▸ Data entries

★ ★ ★ ★ ★ ★ ★

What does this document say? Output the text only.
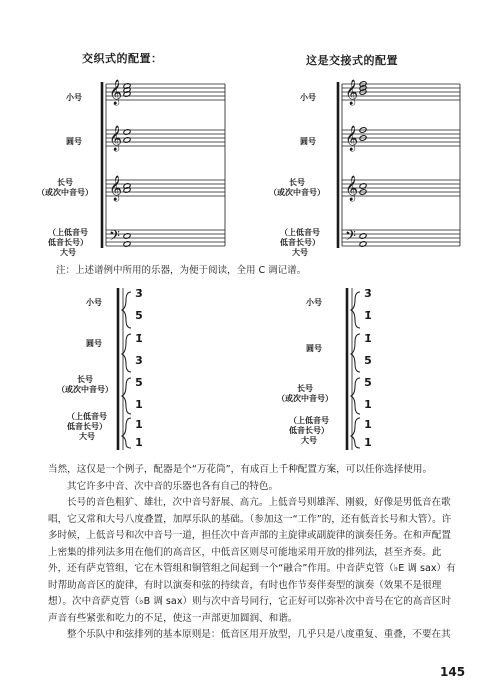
交织式的配置：	这是交接式的配置
小号
圆号
长号
（或次中音号）
（上低音号
低音长号）
大号
小号
圆号
长号
（或次中音号）
（上低音号
低音长号）
大号
𝄞
𝄞
𝄞
𝄢
𝄞
𝄞
𝄞
𝄢
注：上述谱例中所用的乐器，为便于阅读，全用 C 调记谱。
小号
圆号
长号
（或次中音号）
（上低音号
低音长号）
大号
小号
圆号
长号
（或次中音号）
（上低音号
低音长号）
大号
3̇
5
1̇
3
5
1
1
1
3̇
1̇
1̇
5
5
1
1
1

当然，这仅是一个例子，配器是个“万花筒”，有成百上千种配置方案，可以任你选择使用。

其它许多中音、次中音的乐器也各有自己的特色。

长号的音色粗犷、雄壮，次中音号舒展、高亢。上低音号则雄浑、刚毅，好像是男低音在歌唱，它又常和大号八度叠置，加厚乐队的基础。（参加这一“工作”的，还有低音长号和大管）。许多时候，上低音号和次中音号一道，担任次中音声部的主旋律或副旋律的演奏任务。在和声配置上密集的排列法多用在他们的高音区，中低音区则尽可能地采用开放的排列法，甚至齐奏。此外，还有萨克管组，它在木管组和铜管组之间起到一个“融合”作用。中音萨克管（♭E 调 sax）有时帮助高音区的旋律，有时以演奏和弦的持续音，有时也作节奏伴奏型的演奏（效果不是很理想）。次中音萨克管（♭B 调 sax）则与次中音号同行，它正好可以弥补次中音号在它的高音区时声音有些紧张和吃力的不足，使这一声部更加圆润、和谐。

整个乐队中和弦排列的基本原则是：低音区用开放型，几乎只是八度重复、重叠，不要在其

145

★ ★ ★ ★ ★ ★ ★

Repeat each line of the records above exactly, but do not copy the pictures.

▸ Task response
What does this document say? Output the text only.
交织式的配置：	这是交接式的配置
小号
圆号
长号
（或次中音号）
（上低音号
低音长号）
大号
小号
圆号
长号
（或次中音号）
（上低音号
低音长号）
大号
𝄞
𝄞
𝄞
𝄢
𝄞
𝄞
𝄞
𝄢
注：上述谱例中所用的乐器，为便于阅读，全用 C 调记谱。
小号
圆号
长号
（或次中音号）
（上低音号
低音长号）
大号
小号
圆号
长号
（或次中音号）
（上低音号
低音长号）
大号
3̇
5
1̇
3
5
1
1
1
3̇
1̇
1̇
5
5
1
1
1

当然，这仅是一个例子，配器是个“万花筒”，有成百上千种配置方案，可以任你选择使用。

其它许多中音、次中音的乐器也各有自己的特色。

长号的音色粗犷、雄壮，次中音号舒展、高亢。上低音号则雄浑、刚毅，好像是男低音在歌唱，它又常和大号八度叠置，加厚乐队的基础。（参加这一“工作”的，还有低音长号和大管）。许多时候，上低音号和次中音号一道，担任次中音声部的主旋律或副旋律的演奏任务。在和声配置上密集的排列法多用在他们的高音区，中低音区则尽可能地采用开放的排列法，甚至齐奏。此外，还有萨克管组，它在木管组和铜管组之间起到一个“融合”作用。中音萨克管（♭E 调 sax）有时帮助高音区的旋律，有时以演奏和弦的持续音，有时也作节奏伴奏型的演奏（效果不是很理想）。次中音萨克管（♭B 调 sax）则与次中音号同行，它正好可以弥补次中音号在它的高音区时声音有些紧张和吃力的不足，使这一声部更加圆润、和谐。

整个乐队中和弦排列的基本原则是：低音区用开放型，几乎只是八度重复、重叠，不要在其

145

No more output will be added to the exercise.